Exercise directions:
Write the data out again exactly, with every picture removed.

※ ※ ※

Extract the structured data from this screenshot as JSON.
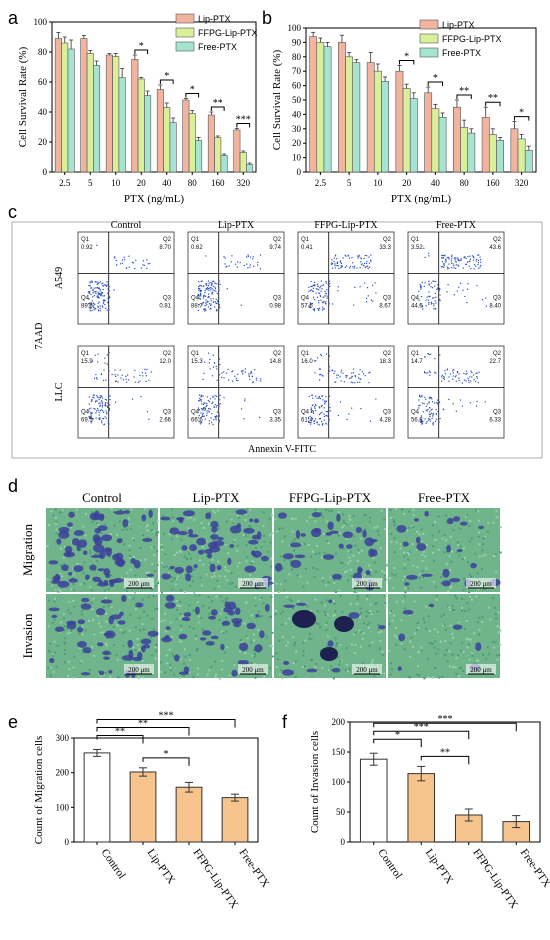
{
  "colors": {
    "lip": "#f2b49e",
    "ffpg": "#d9ef9a",
    "free": "#a6e4d2",
    "white": "#ffffff",
    "orange": "#f7c48e",
    "dot": "#2a4fc2",
    "cell": "#3b3f9a",
    "bg": "#3f9a7a"
  },
  "labels": {
    "a": "a",
    "b": "b",
    "c": "c",
    "d": "d",
    "e": "e",
    "f": "f"
  },
  "chart_data": [
    {
      "id": "a",
      "type": "bar",
      "categories": [
        "2.5",
        "5",
        "10",
        "20",
        "40",
        "80",
        "160",
        "320"
      ],
      "series": [
        {
          "name": "Lip-PTX",
          "values": [
            89,
            89,
            78,
            75,
            55,
            48,
            38,
            28
          ],
          "err": [
            4,
            2,
            1,
            3,
            3,
            1,
            2,
            1
          ]
        },
        {
          "name": "FFPG-Lip-PTX",
          "values": [
            86,
            79,
            77,
            62,
            43,
            39,
            23,
            13
          ],
          "err": [
            4,
            2,
            2,
            1,
            3,
            2,
            1,
            1
          ]
        },
        {
          "name": "Free-PTX",
          "values": [
            82,
            71,
            63,
            51,
            33,
            21,
            11,
            5
          ],
          "err": [
            6,
            3,
            6,
            3,
            3,
            2,
            1,
            1
          ]
        }
      ],
      "xlabel": "PTX (ng/mL)",
      "ylabel": "Cell Survival Rate (%)",
      "ylim": [
        0,
        100
      ],
      "yticks": [
        0,
        20,
        40,
        60,
        80,
        100
      ],
      "sig": [
        {
          "i": 3,
          "t": "*"
        },
        {
          "i": 4,
          "t": "*"
        },
        {
          "i": 5,
          "t": "*"
        },
        {
          "i": 6,
          "t": "**"
        },
        {
          "i": 7,
          "t": "***"
        }
      ]
    },
    {
      "id": "b",
      "type": "bar",
      "categories": [
        "2.5",
        "5",
        "10",
        "20",
        "40",
        "80",
        "160",
        "320"
      ],
      "series": [
        {
          "name": "Lip-PTX",
          "values": [
            94,
            90,
            76,
            70,
            55,
            45,
            38,
            30
          ],
          "err": [
            3,
            5,
            7,
            4,
            4,
            5,
            7,
            5
          ]
        },
        {
          "name": "FFPG-Lip-PTX",
          "values": [
            90,
            80,
            70,
            58,
            44,
            31,
            26,
            23
          ],
          "err": [
            3,
            3,
            5,
            3,
            3,
            5,
            4,
            3
          ]
        },
        {
          "name": "Free-PTX",
          "values": [
            87,
            76,
            63,
            51,
            38,
            27,
            22,
            15
          ],
          "err": [
            3,
            2,
            3,
            4,
            3,
            3,
            2,
            3
          ]
        }
      ],
      "xlabel": "PTX (ng/mL)",
      "ylabel": "Cell Survival Rate (%)",
      "ylim": [
        0,
        100
      ],
      "yticks": [
        0,
        10,
        20,
        30,
        40,
        50,
        60,
        70,
        80,
        90,
        100
      ],
      "sig": [
        {
          "i": 3,
          "t": "*"
        },
        {
          "i": 4,
          "t": "*"
        },
        {
          "i": 5,
          "t": "**"
        },
        {
          "i": 6,
          "t": "**"
        },
        {
          "i": 7,
          "t": "*"
        }
      ]
    },
    {
      "id": "e",
      "type": "bar",
      "categories": [
        "Control",
        "Lip-PTX",
        "FFPG-Lip-PTX",
        "Free-PTX"
      ],
      "values": [
        257,
        202,
        158,
        128
      ],
      "err": [
        10,
        12,
        14,
        10
      ],
      "ylabel": "Count of Migration cells",
      "ylim": [
        0,
        300
      ],
      "yticks": [
        0,
        100,
        200,
        300
      ],
      "brackets": [
        {
          "a": 0,
          "b": 1,
          "t": "**"
        },
        {
          "a": 0,
          "b": 2,
          "t": "**"
        },
        {
          "a": 0,
          "b": 3,
          "t": "***"
        },
        {
          "a": 1,
          "b": 2,
          "t": "*"
        }
      ]
    },
    {
      "id": "f",
      "type": "bar",
      "categories": [
        "Control",
        "Lip-PTX",
        "FFPG-Lip-PTX",
        "Free-PTX"
      ],
      "values": [
        138,
        114,
        45,
        34
      ],
      "err": [
        10,
        12,
        10,
        10
      ],
      "ylabel": "Count of Invasion cells",
      "ylim": [
        0,
        200
      ],
      "yticks": [
        0,
        50,
        100,
        150,
        200
      ],
      "brackets": [
        {
          "a": 0,
          "b": 1,
          "t": "*"
        },
        {
          "a": 0,
          "b": 2,
          "t": "***"
        },
        {
          "a": 0,
          "b": 3,
          "t": "***"
        },
        {
          "a": 1,
          "b": 2,
          "t": "**"
        }
      ]
    }
  ],
  "flow": {
    "columns": [
      "Control",
      "Lip-PTX",
      "FFPG-Lip-PTX",
      "Free-PTX"
    ],
    "rows": [
      "A549",
      "LLC"
    ],
    "ylabel": "7AAD",
    "xlabel": "Annexin V-FITC",
    "quadrant_names": [
      "Q1",
      "Q2",
      "Q3",
      "Q4"
    ],
    "values": [
      [
        [
          "0.92",
          "8.70",
          "0.81",
          "89.6"
        ],
        [
          "0.62",
          "9.74",
          "0.98",
          "88.7"
        ],
        [
          "0.41",
          "33.3",
          "8.67",
          "57.6"
        ],
        [
          "3.52",
          "43.6",
          "8.40",
          "44.5"
        ]
      ],
      [
        [
          "15.9",
          "12.0",
          "2.66",
          "69.5"
        ],
        [
          "15.3",
          "14.8",
          "3.35",
          "66.6"
        ],
        [
          "16.0",
          "18.3",
          "4.28",
          "61.4"
        ],
        [
          "14.7",
          "22.7",
          "6.33",
          "56.3"
        ]
      ]
    ]
  },
  "micro": {
    "columns": [
      "Control",
      "Lip-PTX",
      "FFPG-Lip-PTX",
      "Free-PTX"
    ],
    "rows": [
      "Migration",
      "Invasion"
    ],
    "scale": "200 μm",
    "density": [
      [
        0.9,
        0.7,
        0.45,
        0.3
      ],
      [
        0.55,
        0.5,
        0.15,
        0.1
      ]
    ]
  }
}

※ ※ ※

Result of the task:
Extract the structured data from this screenshot as JSON.
{
  "colors": {
    "lip": "#f2b49e",
    "ffpg": "#d9ef9a",
    "free": "#a6e4d2",
    "white": "#ffffff",
    "orange": "#f7c48e",
    "dot": "#2a4fc2",
    "cell": "#3b3f9a",
    "bg": "#3f9a7a"
  },
  "labels": {
    "a": "a",
    "b": "b",
    "c": "c",
    "d": "d",
    "e": "e",
    "f": "f"
  },
  "chart_data": [
    {
      "id": "a",
      "type": "bar",
      "categories": [
        "2.5",
        "5",
        "10",
        "20",
        "40",
        "80",
        "160",
        "320"
      ],
      "series": [
        {
          "name": "Lip-PTX",
          "values": [
            89,
            89,
            78,
            75,
            55,
            48,
            38,
            28
          ],
          "err": [
            4,
            2,
            1,
            3,
            3,
            1,
            2,
            1
          ]
        },
        {
          "name": "FFPG-Lip-PTX",
          "values": [
            86,
            79,
            77,
            62,
            43,
            39,
            23,
            13
          ],
          "err": [
            4,
            2,
            2,
            1,
            3,
            2,
            1,
            1
          ]
        },
        {
          "name": "Free-PTX",
          "values": [
            82,
            71,
            63,
            51,
            33,
            21,
            11,
            5
          ],
          "err": [
            6,
            3,
            6,
            3,
            3,
            2,
            1,
            1
          ]
        }
      ],
      "xlabel": "PTX (ng/mL)",
      "ylabel": "Cell Survival Rate (%)",
      "ylim": [
        0,
        100
      ],
      "yticks": [
        0,
        20,
        40,
        60,
        80,
        100
      ],
      "sig": [
        {
          "i": 3,
          "t": "*"
        },
        {
          "i": 4,
          "t": "*"
        },
        {
          "i": 5,
          "t": "*"
        },
        {
          "i": 6,
          "t": "**"
        },
        {
          "i": 7,
          "t": "***"
        }
      ]
    },
    {
      "id": "b",
      "type": "bar",
      "categories": [
        "2.5",
        "5",
        "10",
        "20",
        "40",
        "80",
        "160",
        "320"
      ],
      "series": [
        {
          "name": "Lip-PTX",
          "values": [
            94,
            90,
            76,
            70,
            55,
            45,
            38,
            30
          ],
          "err": [
            3,
            5,
            7,
            4,
            4,
            5,
            7,
            5
          ]
        },
        {
          "name": "FFPG-Lip-PTX",
          "values": [
            90,
            80,
            70,
            58,
            44,
            31,
            26,
            23
          ],
          "err": [
            3,
            3,
            5,
            3,
            3,
            5,
            4,
            3
          ]
        },
        {
          "name": "Free-PTX",
          "values": [
            87,
            76,
            63,
            51,
            38,
            27,
            22,
            15
          ],
          "err": [
            3,
            2,
            3,
            4,
            3,
            3,
            2,
            3
          ]
        }
      ],
      "xlabel": "PTX (ng/mL)",
      "ylabel": "Cell Survival Rate (%)",
      "ylim": [
        0,
        100
      ],
      "yticks": [
        0,
        10,
        20,
        30,
        40,
        50,
        60,
        70,
        80,
        90,
        100
      ],
      "sig": [
        {
          "i": 3,
          "t": "*"
        },
        {
          "i": 4,
          "t": "*"
        },
        {
          "i": 5,
          "t": "**"
        },
        {
          "i": 6,
          "t": "**"
        },
        {
          "i": 7,
          "t": "*"
        }
      ]
    },
    {
      "id": "e",
      "type": "bar",
      "categories": [
        "Control",
        "Lip-PTX",
        "FFPG-Lip-PTX",
        "Free-PTX"
      ],
      "values": [
        257,
        202,
        158,
        128
      ],
      "err": [
        10,
        12,
        14,
        10
      ],
      "ylabel": "Count of Migration cells",
      "ylim": [
        0,
        300
      ],
      "yticks": [
        0,
        100,
        200,
        300
      ],
      "brackets": [
        {
          "a": 0,
          "b": 1,
          "t": "**"
        },
        {
          "a": 0,
          "b": 2,
          "t": "**"
        },
        {
          "a": 0,
          "b": 3,
          "t": "***"
        },
        {
          "a": 1,
          "b": 2,
          "t": "*"
        }
      ]
    },
    {
      "id": "f",
      "type": "bar",
      "categories": [
        "Control",
        "Lip-PTX",
        "FFPG-Lip-PTX",
        "Free-PTX"
      ],
      "values": [
        138,
        114,
        45,
        34
      ],
      "err": [
        10,
        12,
        10,
        10
      ],
      "ylabel": "Count of Invasion cells",
      "ylim": [
        0,
        200
      ],
      "yticks": [
        0,
        50,
        100,
        150,
        200
      ],
      "brackets": [
        {
          "a": 0,
          "b": 1,
          "t": "*"
        },
        {
          "a": 0,
          "b": 2,
          "t": "***"
        },
        {
          "a": 0,
          "b": 3,
          "t": "***"
        },
        {
          "a": 1,
          "b": 2,
          "t": "**"
        }
      ]
    }
  ],
  "flow": {
    "columns": [
      "Control",
      "Lip-PTX",
      "FFPG-Lip-PTX",
      "Free-PTX"
    ],
    "rows": [
      "A549",
      "LLC"
    ],
    "ylabel": "7AAD",
    "xlabel": "Annexin V-FITC",
    "quadrant_names": [
      "Q1",
      "Q2",
      "Q3",
      "Q4"
    ],
    "values": [
      [
        [
          "0.92",
          "8.70",
          "0.81",
          "89.6"
        ],
        [
          "0.62",
          "9.74",
          "0.98",
          "88.7"
        ],
        [
          "0.41",
          "33.3",
          "8.67",
          "57.6"
        ],
        [
          "3.52",
          "43.6",
          "8.40",
          "44.5"
        ]
      ],
      [
        [
          "15.9",
          "12.0",
          "2.66",
          "69.5"
        ],
        [
          "15.3",
          "14.8",
          "3.35",
          "66.6"
        ],
        [
          "16.0",
          "18.3",
          "4.28",
          "61.4"
        ],
        [
          "14.7",
          "22.7",
          "6.33",
          "56.3"
        ]
      ]
    ]
  },
  "micro": {
    "columns": [
      "Control",
      "Lip-PTX",
      "FFPG-Lip-PTX",
      "Free-PTX"
    ],
    "rows": [
      "Migration",
      "Invasion"
    ],
    "scale": "200 μm",
    "density": [
      [
        0.9,
        0.7,
        0.45,
        0.3
      ],
      [
        0.55,
        0.5,
        0.15,
        0.1
      ]
    ]
  }
}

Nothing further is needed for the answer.